- **Given problem**: Gather all lines with the word "hide" in them.

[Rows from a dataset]

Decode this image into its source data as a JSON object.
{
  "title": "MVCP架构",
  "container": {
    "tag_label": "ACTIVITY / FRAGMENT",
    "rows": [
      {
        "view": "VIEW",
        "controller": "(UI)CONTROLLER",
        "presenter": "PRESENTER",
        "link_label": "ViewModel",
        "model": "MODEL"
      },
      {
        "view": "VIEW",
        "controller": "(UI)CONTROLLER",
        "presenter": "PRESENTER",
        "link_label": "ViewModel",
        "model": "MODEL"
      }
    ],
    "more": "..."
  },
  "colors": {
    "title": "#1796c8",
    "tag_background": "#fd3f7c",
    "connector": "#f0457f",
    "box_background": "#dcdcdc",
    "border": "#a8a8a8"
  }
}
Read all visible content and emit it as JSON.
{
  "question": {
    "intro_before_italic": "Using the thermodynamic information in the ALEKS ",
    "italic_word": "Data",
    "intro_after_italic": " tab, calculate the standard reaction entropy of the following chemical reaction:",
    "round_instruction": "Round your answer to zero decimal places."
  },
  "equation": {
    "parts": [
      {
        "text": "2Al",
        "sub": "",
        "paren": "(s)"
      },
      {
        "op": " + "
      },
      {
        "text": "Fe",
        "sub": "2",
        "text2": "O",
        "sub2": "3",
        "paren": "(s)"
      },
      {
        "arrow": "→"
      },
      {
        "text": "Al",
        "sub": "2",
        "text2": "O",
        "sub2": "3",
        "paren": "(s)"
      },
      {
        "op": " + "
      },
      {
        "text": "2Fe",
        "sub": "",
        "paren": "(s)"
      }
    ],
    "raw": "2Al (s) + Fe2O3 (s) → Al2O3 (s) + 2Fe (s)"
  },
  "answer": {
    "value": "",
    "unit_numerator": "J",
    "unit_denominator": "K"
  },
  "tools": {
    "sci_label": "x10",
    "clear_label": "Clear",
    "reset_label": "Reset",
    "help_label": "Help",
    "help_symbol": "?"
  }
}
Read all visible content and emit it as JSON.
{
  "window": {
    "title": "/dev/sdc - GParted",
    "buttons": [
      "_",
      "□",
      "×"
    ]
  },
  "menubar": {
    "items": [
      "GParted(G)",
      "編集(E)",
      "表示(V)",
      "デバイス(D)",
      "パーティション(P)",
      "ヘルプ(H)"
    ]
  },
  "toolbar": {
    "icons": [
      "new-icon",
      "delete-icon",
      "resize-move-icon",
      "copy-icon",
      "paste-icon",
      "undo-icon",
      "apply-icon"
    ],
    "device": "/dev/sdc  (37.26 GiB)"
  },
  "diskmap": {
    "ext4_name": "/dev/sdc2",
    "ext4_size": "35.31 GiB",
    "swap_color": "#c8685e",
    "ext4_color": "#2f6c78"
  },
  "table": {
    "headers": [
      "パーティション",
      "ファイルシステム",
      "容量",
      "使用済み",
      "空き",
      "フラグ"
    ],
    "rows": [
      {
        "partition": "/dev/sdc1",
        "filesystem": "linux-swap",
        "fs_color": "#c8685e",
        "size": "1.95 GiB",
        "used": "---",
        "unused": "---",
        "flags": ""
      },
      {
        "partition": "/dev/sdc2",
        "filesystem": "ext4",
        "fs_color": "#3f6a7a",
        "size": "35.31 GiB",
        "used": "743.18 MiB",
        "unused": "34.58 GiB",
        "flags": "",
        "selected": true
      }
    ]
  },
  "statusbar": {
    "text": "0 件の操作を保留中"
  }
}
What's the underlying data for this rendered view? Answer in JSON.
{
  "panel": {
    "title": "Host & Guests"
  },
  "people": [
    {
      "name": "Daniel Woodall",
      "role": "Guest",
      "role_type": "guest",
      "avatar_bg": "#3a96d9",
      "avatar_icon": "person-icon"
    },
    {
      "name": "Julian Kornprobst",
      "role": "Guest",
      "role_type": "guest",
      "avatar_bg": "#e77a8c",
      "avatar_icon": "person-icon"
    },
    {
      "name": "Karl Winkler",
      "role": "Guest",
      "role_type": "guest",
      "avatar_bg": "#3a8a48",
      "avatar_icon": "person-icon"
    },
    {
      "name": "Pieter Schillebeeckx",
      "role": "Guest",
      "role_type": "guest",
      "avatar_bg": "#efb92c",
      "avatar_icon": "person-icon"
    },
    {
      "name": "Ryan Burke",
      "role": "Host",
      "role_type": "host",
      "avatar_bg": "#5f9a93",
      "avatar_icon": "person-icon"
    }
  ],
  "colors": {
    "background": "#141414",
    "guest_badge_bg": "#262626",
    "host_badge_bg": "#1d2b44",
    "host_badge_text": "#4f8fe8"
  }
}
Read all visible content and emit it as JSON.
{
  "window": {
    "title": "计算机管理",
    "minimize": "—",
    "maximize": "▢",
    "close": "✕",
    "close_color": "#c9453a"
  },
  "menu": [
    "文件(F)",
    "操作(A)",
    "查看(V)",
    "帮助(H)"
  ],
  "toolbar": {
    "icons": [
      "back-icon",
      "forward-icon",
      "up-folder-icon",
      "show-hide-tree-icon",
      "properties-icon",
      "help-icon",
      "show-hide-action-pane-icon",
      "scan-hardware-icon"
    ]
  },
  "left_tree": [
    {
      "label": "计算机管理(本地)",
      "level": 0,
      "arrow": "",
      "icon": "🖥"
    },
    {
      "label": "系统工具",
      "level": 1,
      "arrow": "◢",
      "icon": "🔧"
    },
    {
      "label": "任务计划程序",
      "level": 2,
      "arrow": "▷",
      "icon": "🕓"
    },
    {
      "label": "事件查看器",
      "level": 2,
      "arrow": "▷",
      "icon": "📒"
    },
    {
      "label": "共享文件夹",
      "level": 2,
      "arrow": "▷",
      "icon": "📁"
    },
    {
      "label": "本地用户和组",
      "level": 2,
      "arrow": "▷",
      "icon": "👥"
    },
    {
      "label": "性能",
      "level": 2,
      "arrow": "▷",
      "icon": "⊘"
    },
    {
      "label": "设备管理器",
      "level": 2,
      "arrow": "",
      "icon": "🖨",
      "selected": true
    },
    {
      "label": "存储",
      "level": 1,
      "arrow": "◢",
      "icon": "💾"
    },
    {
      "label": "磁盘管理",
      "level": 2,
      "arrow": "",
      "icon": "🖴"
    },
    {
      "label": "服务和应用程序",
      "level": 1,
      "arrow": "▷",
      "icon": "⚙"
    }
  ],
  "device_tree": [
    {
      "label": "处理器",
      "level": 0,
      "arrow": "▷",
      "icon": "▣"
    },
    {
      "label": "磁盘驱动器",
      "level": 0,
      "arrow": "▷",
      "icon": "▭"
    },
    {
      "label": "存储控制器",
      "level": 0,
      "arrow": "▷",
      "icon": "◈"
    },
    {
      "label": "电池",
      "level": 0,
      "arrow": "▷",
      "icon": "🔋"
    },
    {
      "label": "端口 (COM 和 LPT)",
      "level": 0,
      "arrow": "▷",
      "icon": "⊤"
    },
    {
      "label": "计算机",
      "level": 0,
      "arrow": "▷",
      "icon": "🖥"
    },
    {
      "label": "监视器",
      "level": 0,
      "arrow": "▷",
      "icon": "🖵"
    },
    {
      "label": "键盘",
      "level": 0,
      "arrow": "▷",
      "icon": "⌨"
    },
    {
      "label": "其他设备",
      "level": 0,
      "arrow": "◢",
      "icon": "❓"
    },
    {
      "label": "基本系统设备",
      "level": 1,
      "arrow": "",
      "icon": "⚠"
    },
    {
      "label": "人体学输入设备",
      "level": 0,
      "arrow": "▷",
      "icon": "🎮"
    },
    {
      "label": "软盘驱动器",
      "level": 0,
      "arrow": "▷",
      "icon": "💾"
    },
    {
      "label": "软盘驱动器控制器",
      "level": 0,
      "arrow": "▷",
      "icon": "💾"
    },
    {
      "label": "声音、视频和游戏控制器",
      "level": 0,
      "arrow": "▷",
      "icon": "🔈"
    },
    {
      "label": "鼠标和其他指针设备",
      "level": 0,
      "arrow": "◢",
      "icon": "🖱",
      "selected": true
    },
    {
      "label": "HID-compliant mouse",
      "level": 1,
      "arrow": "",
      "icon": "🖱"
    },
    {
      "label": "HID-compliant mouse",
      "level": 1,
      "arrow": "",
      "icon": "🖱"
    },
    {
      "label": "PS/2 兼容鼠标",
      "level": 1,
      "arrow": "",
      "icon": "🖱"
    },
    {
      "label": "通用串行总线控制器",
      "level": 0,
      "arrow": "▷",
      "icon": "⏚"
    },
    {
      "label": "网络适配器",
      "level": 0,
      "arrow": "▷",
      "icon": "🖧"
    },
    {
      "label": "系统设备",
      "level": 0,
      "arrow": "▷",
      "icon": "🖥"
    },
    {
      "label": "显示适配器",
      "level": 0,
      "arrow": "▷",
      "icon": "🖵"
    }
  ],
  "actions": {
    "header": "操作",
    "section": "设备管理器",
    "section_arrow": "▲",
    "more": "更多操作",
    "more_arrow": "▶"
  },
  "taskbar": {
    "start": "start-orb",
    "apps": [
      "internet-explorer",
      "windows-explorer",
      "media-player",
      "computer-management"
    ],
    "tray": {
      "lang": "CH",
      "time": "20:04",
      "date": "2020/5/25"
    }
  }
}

- **Exercise answer**:
      "show-hide-tree-icon",
      "show-hide-action-pane-icon",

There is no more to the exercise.